Reproduce the listing below exactly. Pictures do not belong in the copy.

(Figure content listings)
───
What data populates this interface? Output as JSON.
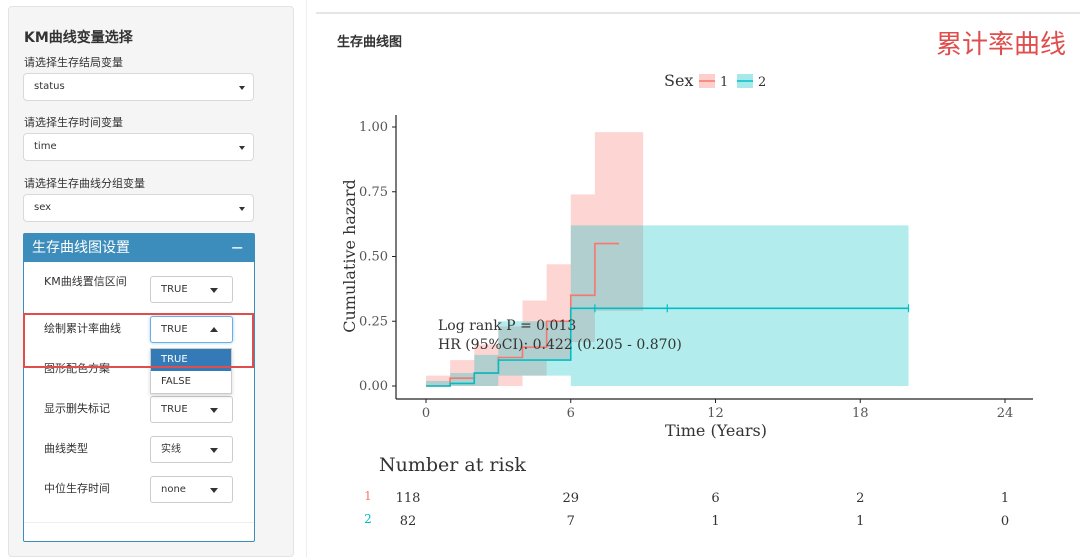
{
  "sidebar": {
    "title": "KM曲线变量选择",
    "fields": [
      {
        "label": "请选择生存结局变量",
        "value": "status"
      },
      {
        "label": "请选择生存时间变量",
        "value": "time"
      },
      {
        "label": "请选择生存曲线分组变量",
        "value": "sex"
      }
    ],
    "settings_box": {
      "title": "生存曲线图设置",
      "collapse_icon": "minus-icon",
      "rows": [
        {
          "label": "KM曲线置信区间",
          "value": "TRUE"
        },
        {
          "label": "绘制累计率曲线",
          "value": "TRUE"
        },
        {
          "label": "图形配色方案",
          "value": ""
        },
        {
          "label": "显示删失标记",
          "value": "TRUE"
        },
        {
          "label": "曲线类型",
          "value": "实线"
        },
        {
          "label": "中位生存时间",
          "value": "none"
        }
      ],
      "dropdown_options": [
        "TRUE",
        "FALSE"
      ],
      "dropdown_selected": "TRUE"
    }
  },
  "main": {
    "panel_title": "生存曲线图",
    "caption": "累计率曲线"
  },
  "colors": {
    "accent": "#3c8dbc",
    "group1": "#f8766d",
    "group2": "#00bfc4",
    "highlight": "#e04d4d"
  },
  "chart_data": {
    "type": "line",
    "xlabel": "Time (Years)",
    "ylabel": "Cumulative hazard",
    "xlim": [
      0,
      24
    ],
    "ylim": [
      0,
      1
    ],
    "xticks": [
      0,
      6,
      12,
      18,
      24
    ],
    "yticks": [
      0.0,
      0.25,
      0.5,
      0.75,
      1.0
    ],
    "ytick_labels": [
      "0.00",
      "0.25",
      "0.50",
      "0.75",
      "1.00"
    ],
    "legend": {
      "title": "Sex",
      "position": "top",
      "labels": [
        "1",
        "2"
      ]
    },
    "series": [
      {
        "name": "1",
        "color": "#f8766d",
        "steps": [
          [
            0,
            0.0
          ],
          [
            1,
            0.03
          ],
          [
            2,
            0.05
          ],
          [
            3,
            0.11
          ],
          [
            4,
            0.15
          ],
          [
            5,
            0.25
          ],
          [
            6,
            0.35
          ],
          [
            7,
            0.55
          ],
          [
            8,
            0.55
          ]
        ],
        "ci_upper": [
          [
            0,
            0.04
          ],
          [
            1,
            0.1
          ],
          [
            2,
            0.16
          ],
          [
            3,
            0.23
          ],
          [
            4,
            0.33
          ],
          [
            5,
            0.47
          ],
          [
            6,
            0.74
          ],
          [
            7,
            0.98
          ],
          [
            9,
            0.98
          ]
        ],
        "ci_lower": [
          [
            0,
            0.0
          ],
          [
            1,
            0.0
          ],
          [
            2,
            0.0
          ],
          [
            3,
            0.0
          ],
          [
            4,
            0.04
          ],
          [
            5,
            0.1
          ],
          [
            6,
            0.17
          ],
          [
            7,
            0.29
          ],
          [
            9,
            0.29
          ]
        ]
      },
      {
        "name": "2",
        "color": "#00bfc4",
        "steps": [
          [
            0,
            0.0
          ],
          [
            1,
            0.01
          ],
          [
            2,
            0.05
          ],
          [
            3,
            0.1
          ],
          [
            6,
            0.3
          ],
          [
            20,
            0.3
          ]
        ],
        "ci_upper": [
          [
            0,
            0.02
          ],
          [
            1,
            0.05
          ],
          [
            2,
            0.12
          ],
          [
            3,
            0.25
          ],
          [
            6,
            0.62
          ],
          [
            20,
            0.62
          ]
        ],
        "ci_lower": [
          [
            0,
            0.0
          ],
          [
            1,
            0.0
          ],
          [
            2,
            0.0
          ],
          [
            3,
            0.04
          ],
          [
            6,
            0.0
          ],
          [
            20,
            0.0
          ]
        ],
        "censor_x": [
          7,
          10,
          20
        ]
      }
    ],
    "annotations": [
      "Log rank P = 0.013",
      "HR (95%CI): 0.422 (0.205 - 0.870)"
    ],
    "risk_table": {
      "title": "Number at risk",
      "times": [
        0,
        6,
        12,
        18,
        24
      ],
      "rows": [
        {
          "group": "1",
          "counts": [
            "118",
            "29",
            "6",
            "2",
            "1"
          ]
        },
        {
          "group": "2",
          "counts": [
            "82",
            "7",
            "1",
            "1",
            "0"
          ]
        }
      ]
    }
  }
}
───
#### [Reply]
What data populates this interface? Output as JSON.
{
  "sidebar": {
    "title": "KM曲线变量选择",
    "fields": [
      {
        "label": "请选择生存结局变量",
        "value": "status"
      },
      {
        "label": "请选择生存时间变量",
        "value": "time"
      },
      {
        "label": "请选择生存曲线分组变量",
        "value": "sex"
      }
    ],
    "settings_box": {
      "title": "生存曲线图设置",
      "collapse_icon": "minus-icon",
      "rows": [
        {
          "label": "KM曲线置信区间",
          "value": "TRUE"
        },
        {
          "label": "绘制累计率曲线",
          "value": "TRUE"
        },
        {
          "label": "图形配色方案",
          "value": ""
        },
        {
          "label": "显示删失标记",
          "value": "TRUE"
        },
        {
          "label": "曲线类型",
          "value": "实线"
        },
        {
          "label": "中位生存时间",
          "value": "none"
        }
      ],
      "dropdown_options": [
        "TRUE",
        "FALSE"
      ],
      "dropdown_selected": "TRUE"
    }
  },
  "main": {
    "panel_title": "生存曲线图",
    "caption": "累计率曲线"
  },
  "colors": {
    "accent": "#3c8dbc",
    "group1": "#f8766d",
    "group2": "#00bfc4",
    "highlight": "#e04d4d"
  },
  "chart_data": {
    "type": "line",
    "xlabel": "Time (Years)",
    "ylabel": "Cumulative hazard",
    "xlim": [
      0,
      24
    ],
    "ylim": [
      0,
      1
    ],
    "xticks": [
      0,
      6,
      12,
      18,
      24
    ],
    "yticks": [
      0.0,
      0.25,
      0.5,
      0.75,
      1.0
    ],
    "ytick_labels": [
      "0.00",
      "0.25",
      "0.50",
      "0.75",
      "1.00"
    ],
    "legend": {
      "title": "Sex",
      "position": "top",
      "labels": [
        "1",
        "2"
      ]
    },
    "series": [
      {
        "name": "1",
        "color": "#f8766d",
        "steps": [
          [
            0,
            0.0
          ],
          [
            1,
            0.03
          ],
          [
            2,
            0.05
          ],
          [
            3,
            0.11
          ],
          [
            4,
            0.15
          ],
          [
            5,
            0.25
          ],
          [
            6,
            0.35
          ],
          [
            7,
            0.55
          ],
          [
            8,
            0.55
          ]
        ],
        "ci_upper": [
          [
            0,
            0.04
          ],
          [
            1,
            0.1
          ],
          [
            2,
            0.16
          ],
          [
            3,
            0.23
          ],
          [
            4,
            0.33
          ],
          [
            5,
            0.47
          ],
          [
            6,
            0.74
          ],
          [
            7,
            0.98
          ],
          [
            9,
            0.98
          ]
        ],
        "ci_lower": [
          [
            0,
            0.0
          ],
          [
            1,
            0.0
          ],
          [
            2,
            0.0
          ],
          [
            3,
            0.0
          ],
          [
            4,
            0.04
          ],
          [
            5,
            0.1
          ],
          [
            6,
            0.17
          ],
          [
            7,
            0.29
          ],
          [
            9,
            0.29
          ]
        ]
      },
      {
        "name": "2",
        "color": "#00bfc4",
        "steps": [
          [
            0,
            0.0
          ],
          [
            1,
            0.01
          ],
          [
            2,
            0.05
          ],
          [
            3,
            0.1
          ],
          [
            6,
            0.3
          ],
          [
            20,
            0.3
          ]
        ],
        "ci_upper": [
          [
            0,
            0.02
          ],
          [
            1,
            0.05
          ],
          [
            2,
            0.12
          ],
          [
            3,
            0.25
          ],
          [
            6,
            0.62
          ],
          [
            20,
            0.62
          ]
        ],
        "ci_lower": [
          [
            0,
            0.0
          ],
          [
            1,
            0.0
          ],
          [
            2,
            0.0
          ],
          [
            3,
            0.04
          ],
          [
            6,
            0.0
          ],
          [
            20,
            0.0
          ]
        ],
        "censor_x": [
          7,
          10,
          20
        ]
      }
    ],
    "annotations": [
      "Log rank P = 0.013",
      "HR (95%CI): 0.422 (0.205 - 0.870)"
    ],
    "risk_table": {
      "title": "Number at risk",
      "times": [
        0,
        6,
        12,
        18,
        24
      ],
      "rows": [
        {
          "group": "1",
          "counts": [
            "118",
            "29",
            "6",
            "2",
            "1"
          ]
        },
        {
          "group": "2",
          "counts": [
            "82",
            "7",
            "1",
            "1",
            "0"
          ]
        }
      ]
    }
  }
}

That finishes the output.